**Work to do**
Lines that contain the string "Rate" are to be copied; leave out all others.

**Entries supplied**
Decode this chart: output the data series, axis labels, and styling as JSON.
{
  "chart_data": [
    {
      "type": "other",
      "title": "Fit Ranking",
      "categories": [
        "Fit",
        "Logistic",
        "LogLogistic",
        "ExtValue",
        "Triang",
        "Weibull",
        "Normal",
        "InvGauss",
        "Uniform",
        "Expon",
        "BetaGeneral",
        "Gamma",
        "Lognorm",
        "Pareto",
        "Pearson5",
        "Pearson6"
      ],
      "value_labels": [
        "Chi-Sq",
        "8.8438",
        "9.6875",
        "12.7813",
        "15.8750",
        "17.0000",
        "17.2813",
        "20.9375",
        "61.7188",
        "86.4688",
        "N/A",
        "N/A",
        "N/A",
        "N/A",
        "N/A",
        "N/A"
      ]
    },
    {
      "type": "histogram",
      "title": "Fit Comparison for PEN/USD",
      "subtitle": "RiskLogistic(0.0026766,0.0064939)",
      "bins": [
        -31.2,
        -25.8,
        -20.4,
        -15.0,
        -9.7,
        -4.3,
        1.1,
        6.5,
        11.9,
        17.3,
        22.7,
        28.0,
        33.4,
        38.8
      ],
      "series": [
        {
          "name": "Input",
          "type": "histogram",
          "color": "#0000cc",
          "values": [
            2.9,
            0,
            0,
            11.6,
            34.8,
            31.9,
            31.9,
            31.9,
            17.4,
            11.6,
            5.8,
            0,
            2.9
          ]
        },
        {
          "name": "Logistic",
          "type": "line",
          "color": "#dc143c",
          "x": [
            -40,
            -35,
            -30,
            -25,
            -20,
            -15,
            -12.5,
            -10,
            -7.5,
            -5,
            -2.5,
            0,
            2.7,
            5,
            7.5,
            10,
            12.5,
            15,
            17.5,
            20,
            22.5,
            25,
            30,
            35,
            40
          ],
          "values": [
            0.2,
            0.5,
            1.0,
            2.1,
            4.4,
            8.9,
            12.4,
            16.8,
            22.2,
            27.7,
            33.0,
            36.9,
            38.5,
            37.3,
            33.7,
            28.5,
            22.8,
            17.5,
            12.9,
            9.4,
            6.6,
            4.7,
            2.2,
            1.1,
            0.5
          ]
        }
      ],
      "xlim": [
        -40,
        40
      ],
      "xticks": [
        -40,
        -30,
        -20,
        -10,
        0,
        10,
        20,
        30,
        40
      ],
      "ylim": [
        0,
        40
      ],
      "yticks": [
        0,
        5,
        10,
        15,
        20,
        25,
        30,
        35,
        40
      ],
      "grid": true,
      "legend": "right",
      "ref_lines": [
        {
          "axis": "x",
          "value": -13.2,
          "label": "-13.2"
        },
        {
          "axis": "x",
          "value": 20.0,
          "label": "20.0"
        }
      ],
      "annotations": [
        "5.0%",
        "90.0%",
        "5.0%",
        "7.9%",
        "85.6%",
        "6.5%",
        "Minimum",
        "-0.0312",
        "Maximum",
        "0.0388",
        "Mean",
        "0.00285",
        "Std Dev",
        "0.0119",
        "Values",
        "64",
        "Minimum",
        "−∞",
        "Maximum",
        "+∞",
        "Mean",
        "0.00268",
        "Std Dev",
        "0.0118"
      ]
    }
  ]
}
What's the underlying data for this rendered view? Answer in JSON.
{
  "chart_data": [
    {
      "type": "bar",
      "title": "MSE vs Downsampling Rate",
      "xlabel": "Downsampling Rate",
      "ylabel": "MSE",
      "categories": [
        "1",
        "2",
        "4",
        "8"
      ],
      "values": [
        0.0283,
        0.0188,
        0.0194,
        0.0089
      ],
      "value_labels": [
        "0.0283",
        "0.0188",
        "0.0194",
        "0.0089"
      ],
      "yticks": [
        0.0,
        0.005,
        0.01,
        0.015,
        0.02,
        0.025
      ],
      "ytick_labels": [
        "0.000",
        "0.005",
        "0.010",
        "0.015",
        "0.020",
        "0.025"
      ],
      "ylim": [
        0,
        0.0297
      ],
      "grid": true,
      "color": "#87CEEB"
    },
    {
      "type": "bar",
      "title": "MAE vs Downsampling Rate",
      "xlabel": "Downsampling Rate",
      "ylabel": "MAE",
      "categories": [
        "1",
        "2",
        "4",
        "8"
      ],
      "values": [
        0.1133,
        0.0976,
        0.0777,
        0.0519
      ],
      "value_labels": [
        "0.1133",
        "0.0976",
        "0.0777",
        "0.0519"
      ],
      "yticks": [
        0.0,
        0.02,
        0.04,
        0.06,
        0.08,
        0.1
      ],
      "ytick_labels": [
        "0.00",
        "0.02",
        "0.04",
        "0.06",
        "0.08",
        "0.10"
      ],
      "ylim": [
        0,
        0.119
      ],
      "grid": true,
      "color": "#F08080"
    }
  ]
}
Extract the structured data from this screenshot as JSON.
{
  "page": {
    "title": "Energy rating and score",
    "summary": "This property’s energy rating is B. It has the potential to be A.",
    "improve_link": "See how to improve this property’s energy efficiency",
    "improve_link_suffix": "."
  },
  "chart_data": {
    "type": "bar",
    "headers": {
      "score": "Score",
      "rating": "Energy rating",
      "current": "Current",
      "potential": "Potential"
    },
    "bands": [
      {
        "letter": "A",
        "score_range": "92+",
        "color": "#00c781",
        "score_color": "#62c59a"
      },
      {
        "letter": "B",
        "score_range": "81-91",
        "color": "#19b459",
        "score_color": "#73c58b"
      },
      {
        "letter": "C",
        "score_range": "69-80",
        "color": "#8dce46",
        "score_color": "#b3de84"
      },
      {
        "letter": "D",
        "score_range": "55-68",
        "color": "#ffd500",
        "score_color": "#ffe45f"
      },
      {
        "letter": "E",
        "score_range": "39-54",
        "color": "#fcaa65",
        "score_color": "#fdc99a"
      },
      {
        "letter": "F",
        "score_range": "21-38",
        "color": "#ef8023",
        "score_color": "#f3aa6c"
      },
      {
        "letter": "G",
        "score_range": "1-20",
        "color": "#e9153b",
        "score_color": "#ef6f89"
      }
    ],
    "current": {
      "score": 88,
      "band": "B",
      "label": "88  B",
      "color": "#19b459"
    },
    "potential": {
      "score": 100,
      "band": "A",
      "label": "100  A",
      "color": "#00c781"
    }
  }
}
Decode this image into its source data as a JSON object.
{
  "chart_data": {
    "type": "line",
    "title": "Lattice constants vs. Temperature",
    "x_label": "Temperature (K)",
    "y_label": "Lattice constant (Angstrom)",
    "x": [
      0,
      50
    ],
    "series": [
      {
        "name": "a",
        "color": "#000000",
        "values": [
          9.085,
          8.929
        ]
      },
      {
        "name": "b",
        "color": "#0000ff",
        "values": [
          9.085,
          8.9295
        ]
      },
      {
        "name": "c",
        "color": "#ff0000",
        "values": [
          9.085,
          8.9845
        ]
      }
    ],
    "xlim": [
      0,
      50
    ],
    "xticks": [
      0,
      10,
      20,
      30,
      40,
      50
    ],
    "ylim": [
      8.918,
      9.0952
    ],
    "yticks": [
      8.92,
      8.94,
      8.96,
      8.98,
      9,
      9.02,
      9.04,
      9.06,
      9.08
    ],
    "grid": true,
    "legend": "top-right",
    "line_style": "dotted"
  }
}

**Correct output**
      "title": "MSE vs Downsampling Rate",
      "xlabel": "Downsampling Rate",
      "title": "MAE vs Downsampling Rate",
      "xlabel": "Downsampling Rate",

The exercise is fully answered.